# Work required
Pictures do not belong in the copy, so please give every entry below again exactly.

# Items
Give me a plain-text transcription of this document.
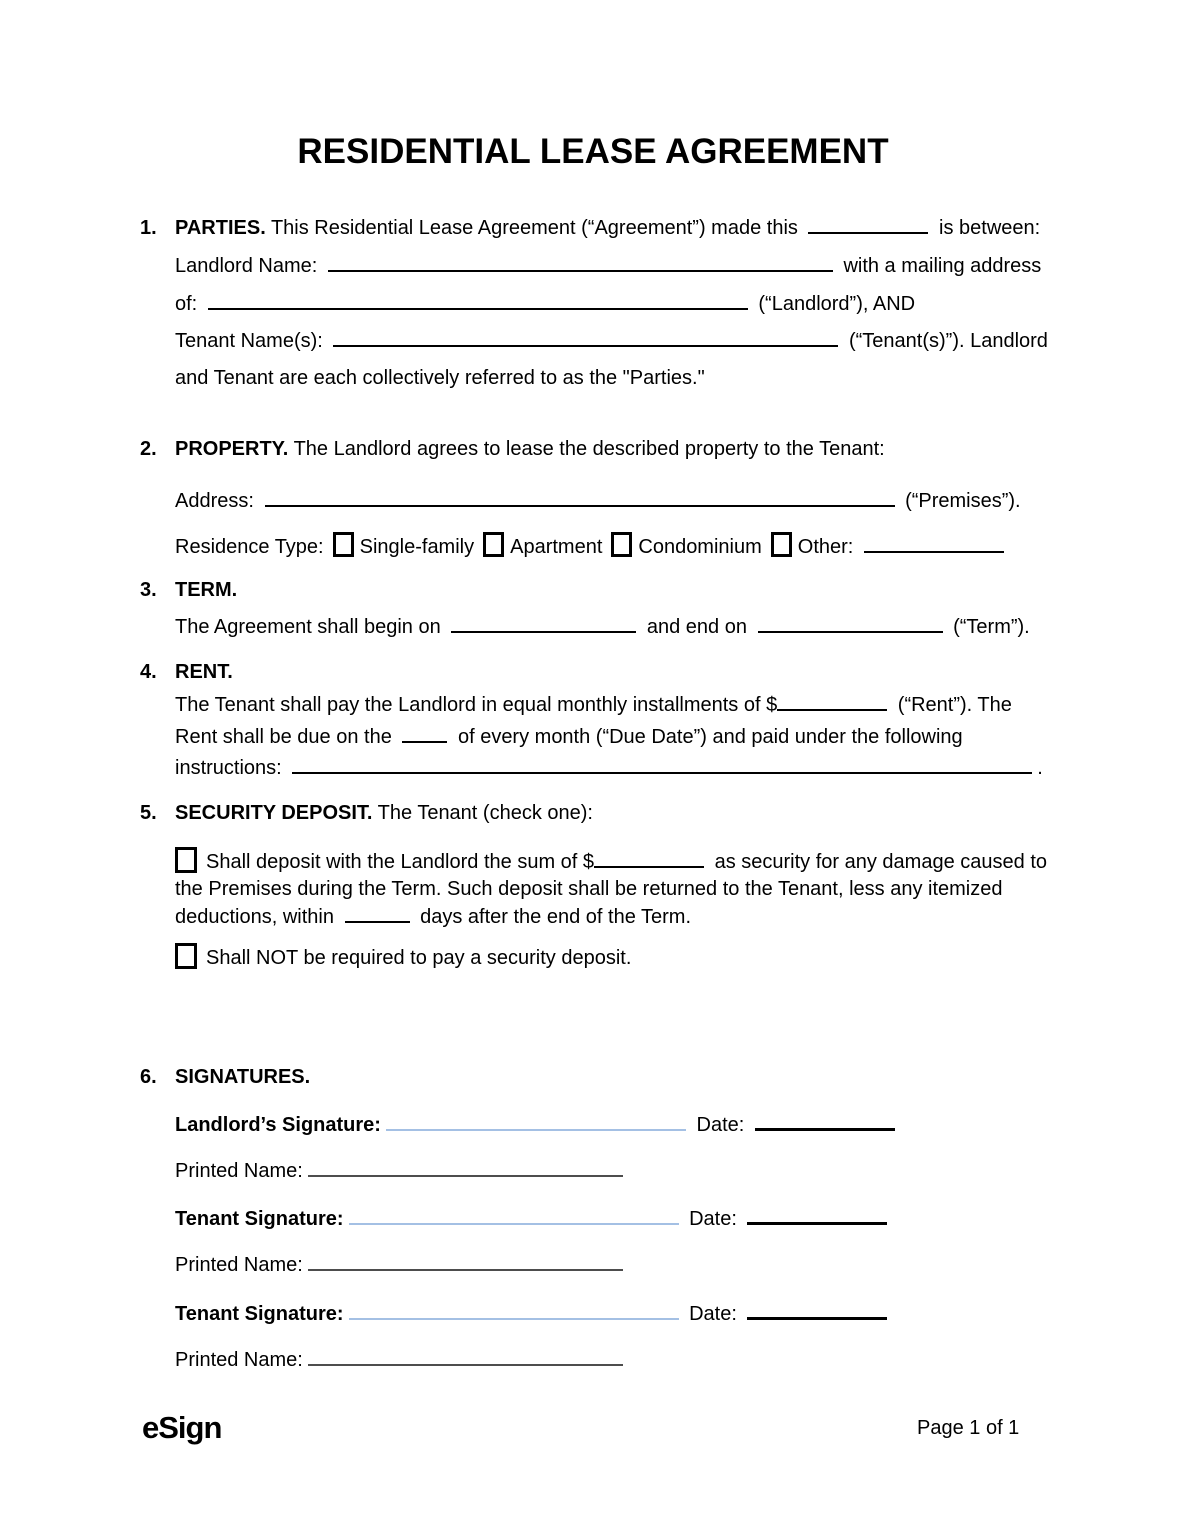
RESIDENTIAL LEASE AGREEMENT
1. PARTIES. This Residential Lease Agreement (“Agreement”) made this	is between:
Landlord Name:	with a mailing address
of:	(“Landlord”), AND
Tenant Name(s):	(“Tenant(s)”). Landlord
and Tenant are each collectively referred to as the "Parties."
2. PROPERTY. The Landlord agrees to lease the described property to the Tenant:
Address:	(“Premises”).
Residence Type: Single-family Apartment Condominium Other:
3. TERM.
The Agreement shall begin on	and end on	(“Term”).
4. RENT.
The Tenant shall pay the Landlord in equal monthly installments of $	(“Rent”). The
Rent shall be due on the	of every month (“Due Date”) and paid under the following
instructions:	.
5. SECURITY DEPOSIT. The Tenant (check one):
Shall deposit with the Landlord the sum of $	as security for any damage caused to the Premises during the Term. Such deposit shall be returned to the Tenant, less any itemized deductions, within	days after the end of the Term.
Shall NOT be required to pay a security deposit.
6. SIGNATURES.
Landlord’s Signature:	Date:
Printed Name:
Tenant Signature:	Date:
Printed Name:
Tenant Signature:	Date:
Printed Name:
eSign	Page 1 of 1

# Solution
Give me a plain-text transcription of this document.
RESIDENTIAL LEASE AGREEMENT
1. PARTIES. This Residential Lease Agreement (“Agreement”) made this	is between:
Landlord Name:	with a mailing address
of:	(“Landlord”), AND
Tenant Name(s):	(“Tenant(s)”). Landlord
and Tenant are each collectively referred to as the "Parties."
2. PROPERTY. The Landlord agrees to lease the described property to the Tenant:
Address:	(“Premises”).
Residence Type: Single-family Apartment Condominium Other:
3. TERM.
The Agreement shall begin on	and end on	(“Term”).
4. RENT.
The Tenant shall pay the Landlord in equal monthly installments of $	(“Rent”). The
Rent shall be due on the	of every month (“Due Date”) and paid under the following
instructions:	.
5. SECURITY DEPOSIT. The Tenant (check one):
Shall deposit with the Landlord the sum of $	as security for any damage caused to the Premises during the Term. Such deposit shall be returned to the Tenant, less any itemized deductions, within	days after the end of the Term.
Shall NOT be required to pay a security deposit.
6. SIGNATURES.
Landlord’s Signature:	Date:
Printed Name:
Tenant Signature:	Date:
Printed Name:
Tenant Signature:	Date:
Printed Name:
eSign	Page 1 of 1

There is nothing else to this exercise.